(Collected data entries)

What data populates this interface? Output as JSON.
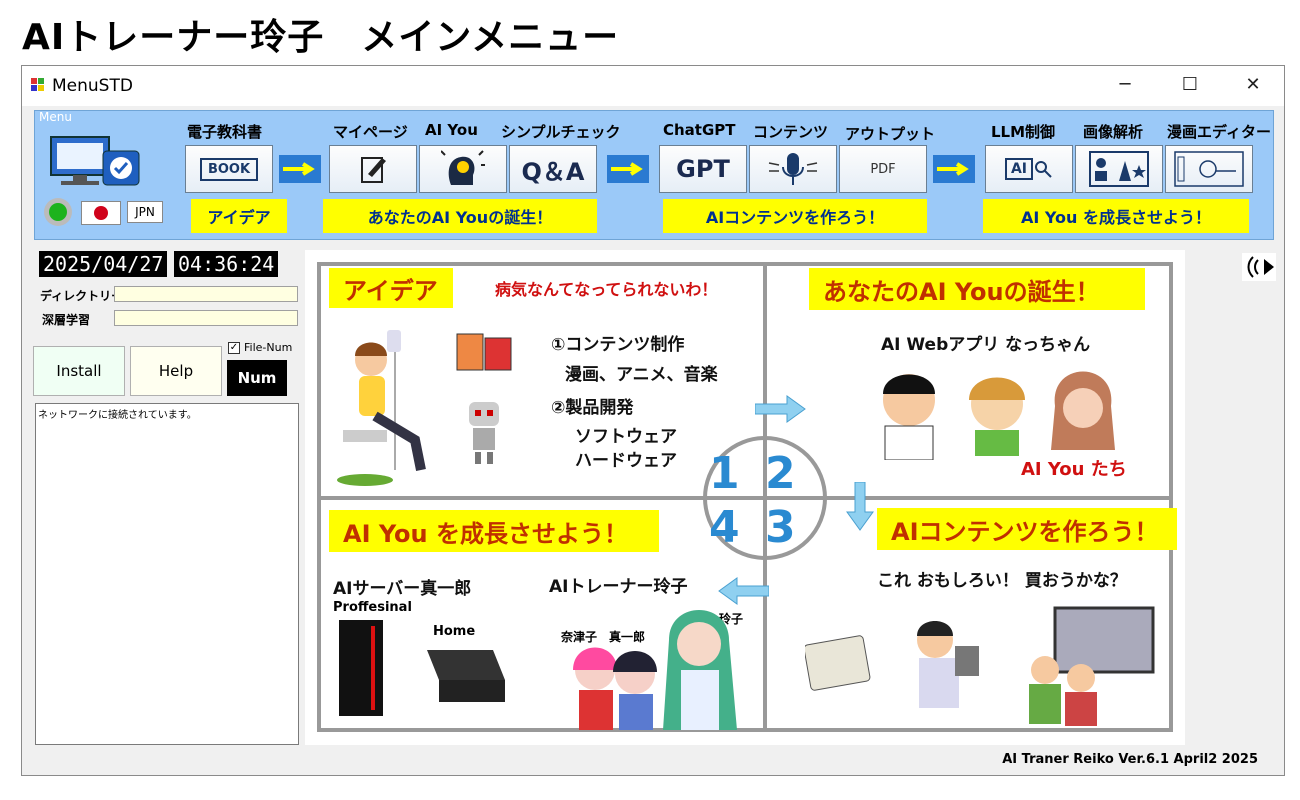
{
  "page_title": "AIトレーナー玲子　メインメニュー",
  "window": {
    "title": "MenuSTD",
    "minimize": "─",
    "maximize": "☐",
    "close": "✕"
  },
  "menu": {
    "legend": "Menu",
    "jpn": "JPN",
    "buttons": [
      {
        "label": "電子教科書",
        "text": "BOOK"
      },
      {
        "label": "マイページ",
        "text": ""
      },
      {
        "label": "AI You",
        "text": ""
      },
      {
        "label": "シンプルチェック",
        "text": "Q＆A"
      },
      {
        "label": "ChatGPT",
        "text": "GPT"
      },
      {
        "label": "コンテンツ",
        "text": ""
      },
      {
        "label": "アウトプット",
        "text": "PDF"
      },
      {
        "label": "LLM制御",
        "text": "AI"
      },
      {
        "label": "画像解析",
        "text": ""
      },
      {
        "label": "漫画エディター",
        "text": ""
      }
    ],
    "banners": [
      "アイデア",
      "あなたのAI Youの誕生！",
      "AIコンテンツを作ろう！",
      "AI You を成長させよう！"
    ]
  },
  "status": {
    "date": "2025/04/27",
    "time": "04:36:24",
    "dir_label": "ディレクトリー",
    "deep_label": "深層学習",
    "file_num_label": "File-Num",
    "install": "Install",
    "help": "Help",
    "num": "Num",
    "log": "ネットワークに接続されています。"
  },
  "poster": {
    "q1_title": "アイデア",
    "q1_quote": "病気なんてなってられないわ！",
    "q1_item1": "①コンテンツ制作",
    "q1_item1_sub": "漫画、アニメ、音楽",
    "q1_item2": "②製品開発",
    "q1_item2_sub1": "ソフトウェア",
    "q1_item2_sub2": "ハードウェア",
    "q2_title": "あなたのAI Youの誕生！",
    "q2_app": "AI Webアプリ なっちゃん",
    "q2_footer": "AI You たち",
    "q3_title": "AIコンテンツを作ろう！",
    "q3_quote": "これ おもしろい！ 買おうかな？",
    "q4_title": "AI You を成長させよう！",
    "q4_server": "AIサーバー真一郎",
    "q4_prof": "Proffesinal",
    "q4_home": "Home",
    "q4_trainer": "AIトレーナー玲子",
    "q4_names": "奈津子　真一郎",
    "q4_reiko": "玲子",
    "n1": "1",
    "n2": "2",
    "n3": "3",
    "n4": "4"
  },
  "footer": "AI Traner Reiko Ver.6.1 April2 2025",
  "colors": {
    "menu_bg": "#9bc9f8",
    "banner": "#ffff00",
    "arrow": "#2a7ad1",
    "accent": "#2a8ad1"
  }
}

-- Short task --
Go through the entries above and print each one exactly, minus the pictures.

-- Answer for the task --
What data populates this interface? Output as JSON.
{
  "page_title": "AIトレーナー玲子　メインメニュー",
  "window": {
    "title": "MenuSTD",
    "minimize": "─",
    "maximize": "☐",
    "close": "✕"
  },
  "menu": {
    "legend": "Menu",
    "jpn": "JPN",
    "buttons": [
      {
        "label": "電子教科書",
        "text": "BOOK"
      },
      {
        "label": "マイページ",
        "text": ""
      },
      {
        "label": "AI You",
        "text": ""
      },
      {
        "label": "シンプルチェック",
        "text": "Q＆A"
      },
      {
        "label": "ChatGPT",
        "text": "GPT"
      },
      {
        "label": "コンテンツ",
        "text": ""
      },
      {
        "label": "アウトプット",
        "text": "PDF"
      },
      {
        "label": "LLM制御",
        "text": "AI"
      },
      {
        "label": "画像解析",
        "text": ""
      },
      {
        "label": "漫画エディター",
        "text": ""
      }
    ],
    "banners": [
      "アイデア",
      "あなたのAI Youの誕生！",
      "AIコンテンツを作ろう！",
      "AI You を成長させよう！"
    ]
  },
  "status": {
    "date": "2025/04/27",
    "time": "04:36:24",
    "dir_label": "ディレクトリー",
    "deep_label": "深層学習",
    "file_num_label": "File-Num",
    "install": "Install",
    "help": "Help",
    "num": "Num",
    "log": "ネットワークに接続されています。"
  },
  "poster": {
    "q1_title": "アイデア",
    "q1_quote": "病気なんてなってられないわ！",
    "q1_item1": "①コンテンツ制作",
    "q1_item1_sub": "漫画、アニメ、音楽",
    "q1_item2": "②製品開発",
    "q1_item2_sub1": "ソフトウェア",
    "q1_item2_sub2": "ハードウェア",
    "q2_title": "あなたのAI Youの誕生！",
    "q2_app": "AI Webアプリ なっちゃん",
    "q2_footer": "AI You たち",
    "q3_title": "AIコンテンツを作ろう！",
    "q3_quote": "これ おもしろい！ 買おうかな？",
    "q4_title": "AI You を成長させよう！",
    "q4_server": "AIサーバー真一郎",
    "q4_prof": "Proffesinal",
    "q4_home": "Home",
    "q4_trainer": "AIトレーナー玲子",
    "q4_names": "奈津子　真一郎",
    "q4_reiko": "玲子",
    "n1": "1",
    "n2": "2",
    "n3": "3",
    "n4": "4"
  },
  "footer": "AI Traner Reiko Ver.6.1 April2 2025",
  "colors": {
    "menu_bg": "#9bc9f8",
    "banner": "#ffff00",
    "arrow": "#2a7ad1",
    "accent": "#2a8ad1"
  }
}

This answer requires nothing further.